- INSTRUCTIONS TO FOLLOW
Scan the material and copy every line in which "logo" appears.
---------- DATA TO PROCESS ----------
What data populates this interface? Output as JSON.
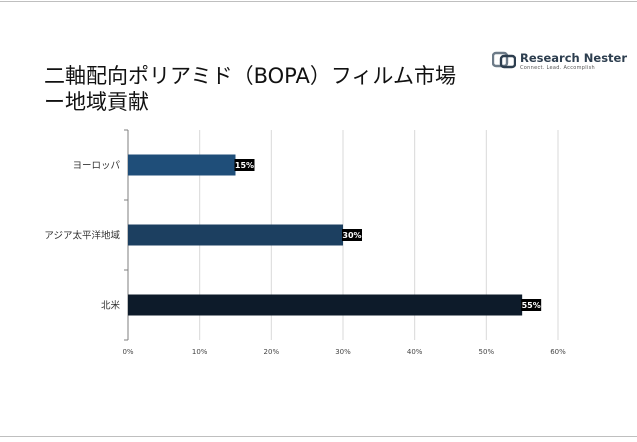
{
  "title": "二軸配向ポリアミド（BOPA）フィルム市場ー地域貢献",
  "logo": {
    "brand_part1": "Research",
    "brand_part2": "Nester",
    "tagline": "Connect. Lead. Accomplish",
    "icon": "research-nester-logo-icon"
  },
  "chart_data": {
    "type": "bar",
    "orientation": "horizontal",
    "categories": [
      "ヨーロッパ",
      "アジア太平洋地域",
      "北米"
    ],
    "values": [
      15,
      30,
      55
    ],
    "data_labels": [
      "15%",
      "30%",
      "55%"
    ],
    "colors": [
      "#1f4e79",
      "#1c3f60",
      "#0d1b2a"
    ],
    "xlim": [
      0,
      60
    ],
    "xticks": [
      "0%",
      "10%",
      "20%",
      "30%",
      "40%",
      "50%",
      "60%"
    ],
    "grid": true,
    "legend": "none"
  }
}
----------
- FULL RESPONSE
  "logo": {
    "icon": "research-nester-logo-icon"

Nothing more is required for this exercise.